What the task requires: Copy the rows below word for word, starting with the first row and ending with the line that contains "soft-index-scale-labels: Soft moderate". Include both of those lines.

Available data:
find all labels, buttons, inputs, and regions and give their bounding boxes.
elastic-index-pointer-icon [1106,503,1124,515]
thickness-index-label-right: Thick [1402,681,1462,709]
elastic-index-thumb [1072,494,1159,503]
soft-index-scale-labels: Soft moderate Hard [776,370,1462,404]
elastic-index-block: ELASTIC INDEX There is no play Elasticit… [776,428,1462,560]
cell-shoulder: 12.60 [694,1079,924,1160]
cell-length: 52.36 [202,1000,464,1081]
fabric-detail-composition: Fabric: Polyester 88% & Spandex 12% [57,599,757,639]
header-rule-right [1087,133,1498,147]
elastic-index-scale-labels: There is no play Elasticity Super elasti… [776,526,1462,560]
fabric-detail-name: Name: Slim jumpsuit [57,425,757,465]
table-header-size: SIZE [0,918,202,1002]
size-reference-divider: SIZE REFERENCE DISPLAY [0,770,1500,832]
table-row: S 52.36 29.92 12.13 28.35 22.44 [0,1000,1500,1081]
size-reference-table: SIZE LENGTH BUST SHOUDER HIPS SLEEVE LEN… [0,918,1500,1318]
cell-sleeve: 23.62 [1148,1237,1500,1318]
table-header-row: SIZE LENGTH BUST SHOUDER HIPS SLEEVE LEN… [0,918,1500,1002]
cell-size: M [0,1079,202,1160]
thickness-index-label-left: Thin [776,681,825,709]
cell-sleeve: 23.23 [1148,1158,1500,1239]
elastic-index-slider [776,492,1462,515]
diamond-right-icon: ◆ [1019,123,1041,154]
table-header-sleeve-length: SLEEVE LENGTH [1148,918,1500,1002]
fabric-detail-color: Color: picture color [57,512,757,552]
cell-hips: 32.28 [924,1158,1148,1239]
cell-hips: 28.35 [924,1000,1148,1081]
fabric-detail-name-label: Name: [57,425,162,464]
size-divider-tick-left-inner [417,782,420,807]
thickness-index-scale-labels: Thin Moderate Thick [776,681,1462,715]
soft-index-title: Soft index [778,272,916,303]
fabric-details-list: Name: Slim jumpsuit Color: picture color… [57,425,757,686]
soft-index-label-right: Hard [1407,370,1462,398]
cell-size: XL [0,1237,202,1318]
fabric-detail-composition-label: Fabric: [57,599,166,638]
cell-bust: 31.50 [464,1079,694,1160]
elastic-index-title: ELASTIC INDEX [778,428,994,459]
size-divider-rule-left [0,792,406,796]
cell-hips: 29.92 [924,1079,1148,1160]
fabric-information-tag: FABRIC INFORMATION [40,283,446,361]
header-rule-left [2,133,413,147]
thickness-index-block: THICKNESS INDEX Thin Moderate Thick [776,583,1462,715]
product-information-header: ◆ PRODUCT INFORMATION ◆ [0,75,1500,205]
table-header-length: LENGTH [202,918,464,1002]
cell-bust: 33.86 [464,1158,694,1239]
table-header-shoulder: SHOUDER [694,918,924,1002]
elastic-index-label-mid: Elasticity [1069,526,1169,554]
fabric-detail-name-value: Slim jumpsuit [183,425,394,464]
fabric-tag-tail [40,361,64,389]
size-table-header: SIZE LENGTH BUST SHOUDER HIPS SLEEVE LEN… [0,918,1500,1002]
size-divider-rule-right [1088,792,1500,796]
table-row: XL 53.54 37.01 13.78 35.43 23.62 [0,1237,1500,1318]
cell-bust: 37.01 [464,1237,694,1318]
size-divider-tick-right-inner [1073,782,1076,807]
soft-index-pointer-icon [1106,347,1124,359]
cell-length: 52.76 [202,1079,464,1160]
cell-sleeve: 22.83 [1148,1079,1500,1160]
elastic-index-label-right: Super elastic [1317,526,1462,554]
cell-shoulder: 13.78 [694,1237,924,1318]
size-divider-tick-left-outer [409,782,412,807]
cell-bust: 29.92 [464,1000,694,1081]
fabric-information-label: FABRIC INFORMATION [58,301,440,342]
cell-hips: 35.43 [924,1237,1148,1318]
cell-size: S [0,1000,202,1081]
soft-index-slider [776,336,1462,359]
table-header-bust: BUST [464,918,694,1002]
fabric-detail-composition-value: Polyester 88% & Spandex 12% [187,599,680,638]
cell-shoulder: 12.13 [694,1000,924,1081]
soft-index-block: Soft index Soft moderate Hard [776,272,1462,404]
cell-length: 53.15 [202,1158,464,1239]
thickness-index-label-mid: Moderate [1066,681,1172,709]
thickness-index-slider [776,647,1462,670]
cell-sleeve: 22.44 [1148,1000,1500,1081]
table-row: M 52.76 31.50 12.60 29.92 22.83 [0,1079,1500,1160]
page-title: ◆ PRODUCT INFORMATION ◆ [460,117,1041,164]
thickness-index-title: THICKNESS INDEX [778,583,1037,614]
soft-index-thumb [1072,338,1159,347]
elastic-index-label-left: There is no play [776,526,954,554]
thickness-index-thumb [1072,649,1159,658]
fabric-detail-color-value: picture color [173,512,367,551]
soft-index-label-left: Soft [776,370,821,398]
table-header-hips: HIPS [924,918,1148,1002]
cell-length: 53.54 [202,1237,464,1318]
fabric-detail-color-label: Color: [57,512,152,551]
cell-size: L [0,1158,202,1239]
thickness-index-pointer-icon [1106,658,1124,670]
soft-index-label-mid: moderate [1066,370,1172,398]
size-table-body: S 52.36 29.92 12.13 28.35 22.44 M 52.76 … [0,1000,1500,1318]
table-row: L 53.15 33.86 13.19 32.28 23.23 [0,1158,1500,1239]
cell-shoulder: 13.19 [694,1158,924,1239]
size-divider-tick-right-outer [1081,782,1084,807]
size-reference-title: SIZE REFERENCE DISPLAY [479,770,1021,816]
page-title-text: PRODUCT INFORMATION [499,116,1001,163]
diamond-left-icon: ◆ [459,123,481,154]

Finished exercise:
find all labels, buttons, inputs, and regions and give their bounding boxes.
elastic-index-pointer-icon [1106,503,1124,515]
thickness-index-label-right: Thick [1402,681,1462,709]
elastic-index-thumb [1072,494,1159,503]
soft-index-scale-labels: Soft moderate Hard [776,370,1462,404]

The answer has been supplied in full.